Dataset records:
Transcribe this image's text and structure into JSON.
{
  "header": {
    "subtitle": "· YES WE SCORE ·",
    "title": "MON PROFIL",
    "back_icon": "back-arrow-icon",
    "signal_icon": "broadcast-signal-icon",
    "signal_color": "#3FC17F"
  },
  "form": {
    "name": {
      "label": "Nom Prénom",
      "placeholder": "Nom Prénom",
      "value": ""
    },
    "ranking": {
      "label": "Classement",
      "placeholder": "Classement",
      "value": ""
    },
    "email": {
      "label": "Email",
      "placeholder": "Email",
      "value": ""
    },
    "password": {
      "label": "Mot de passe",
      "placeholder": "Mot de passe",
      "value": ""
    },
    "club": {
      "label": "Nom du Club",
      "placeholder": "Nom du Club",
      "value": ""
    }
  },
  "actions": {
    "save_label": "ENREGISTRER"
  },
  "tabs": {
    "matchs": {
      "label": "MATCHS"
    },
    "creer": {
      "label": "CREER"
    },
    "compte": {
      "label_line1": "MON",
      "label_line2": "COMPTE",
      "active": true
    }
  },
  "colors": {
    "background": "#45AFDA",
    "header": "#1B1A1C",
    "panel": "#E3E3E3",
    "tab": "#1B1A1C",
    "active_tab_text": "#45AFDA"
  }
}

● Given request
Every record above must be duplicated exactly.

● Final result
Transcribe this image's text and structure into JSON.
{
  "header": {
    "subtitle": "· YES WE SCORE ·",
    "title": "MON PROFIL",
    "back_icon": "back-arrow-icon",
    "signal_icon": "broadcast-signal-icon",
    "signal_color": "#3FC17F"
  },
  "form": {
    "name": {
      "label": "Nom Prénom",
      "placeholder": "Nom Prénom",
      "value": ""
    },
    "ranking": {
      "label": "Classement",
      "placeholder": "Classement",
      "value": ""
    },
    "email": {
      "label": "Email",
      "placeholder": "Email",
      "value": ""
    },
    "password": {
      "label": "Mot de passe",
      "placeholder": "Mot de passe",
      "value": ""
    },
    "club": {
      "label": "Nom du Club",
      "placeholder": "Nom du Club",
      "value": ""
    }
  },
  "actions": {
    "save_label": "ENREGISTRER"
  },
  "tabs": {
    "matchs": {
      "label": "MATCHS"
    },
    "creer": {
      "label": "CREER"
    },
    "compte": {
      "label_line1": "MON",
      "label_line2": "COMPTE",
      "active": true
    }
  },
  "colors": {
    "background": "#45AFDA",
    "header": "#1B1A1C",
    "panel": "#E3E3E3",
    "tab": "#1B1A1C",
    "active_tab_text": "#45AFDA"
  }
}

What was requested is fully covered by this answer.